======== Data shown

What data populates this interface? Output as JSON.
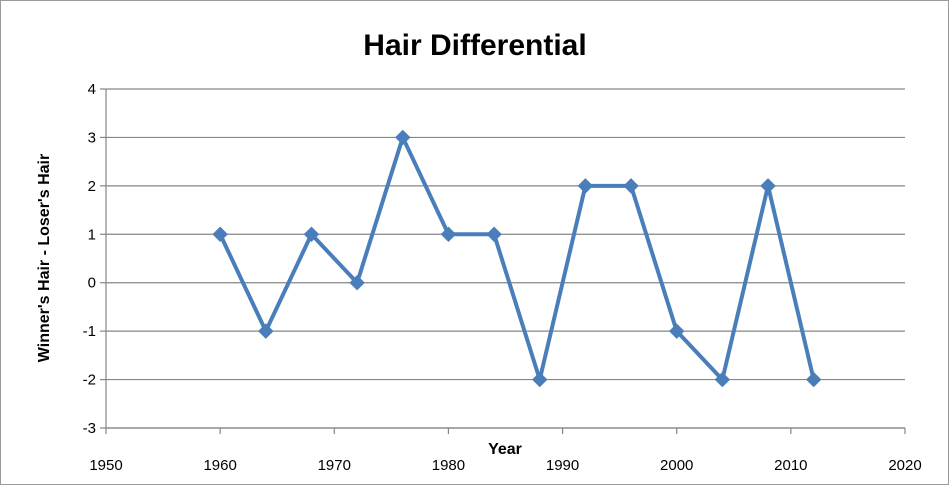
{
  "chart_data": {
    "type": "line",
    "title": "Hair Differential",
    "xlabel": "Year",
    "ylabel": "Winner's Hair - Loser's Hair",
    "xlim": [
      1950,
      2020
    ],
    "ylim": [
      -3,
      4
    ],
    "x_ticks": [
      1950,
      1960,
      1970,
      1980,
      1990,
      2000,
      2010,
      2020
    ],
    "y_ticks": [
      -3,
      -2,
      -1,
      0,
      1,
      2,
      3,
      4
    ],
    "grid": "horizontal",
    "legend": "none",
    "series": [
      {
        "x": [
          1960,
          1964,
          1968,
          1972,
          1976,
          1980,
          1984,
          1988,
          1992,
          1996,
          2000,
          2004,
          2008,
          2012
        ],
        "y": [
          1,
          -1,
          1,
          0,
          3,
          1,
          1,
          -2,
          2,
          2,
          -1,
          -2,
          2,
          -2
        ],
        "color": "#4a7ebb",
        "marker": "diamond"
      }
    ]
  }
}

================

*Do this*:
Write out all the records again, exactly, minus any pictures.

*Exercise response*:
What data populates this interface? Output as JSON.
{
  "chart_data": {
    "type": "line",
    "title": "Hair Differential",
    "xlabel": "Year",
    "ylabel": "Winner's Hair - Loser's Hair",
    "xlim": [
      1950,
      2020
    ],
    "ylim": [
      -3,
      4
    ],
    "x_ticks": [
      1950,
      1960,
      1970,
      1980,
      1990,
      2000,
      2010,
      2020
    ],
    "y_ticks": [
      -3,
      -2,
      -1,
      0,
      1,
      2,
      3,
      4
    ],
    "grid": "horizontal",
    "legend": "none",
    "series": [
      {
        "x": [
          1960,
          1964,
          1968,
          1972,
          1976,
          1980,
          1984,
          1988,
          1992,
          1996,
          2000,
          2004,
          2008,
          2012
        ],
        "y": [
          1,
          -1,
          1,
          0,
          3,
          1,
          1,
          -2,
          2,
          2,
          -1,
          -2,
          2,
          -2
        ],
        "color": "#4a7ebb",
        "marker": "diamond"
      }
    ]
  }
}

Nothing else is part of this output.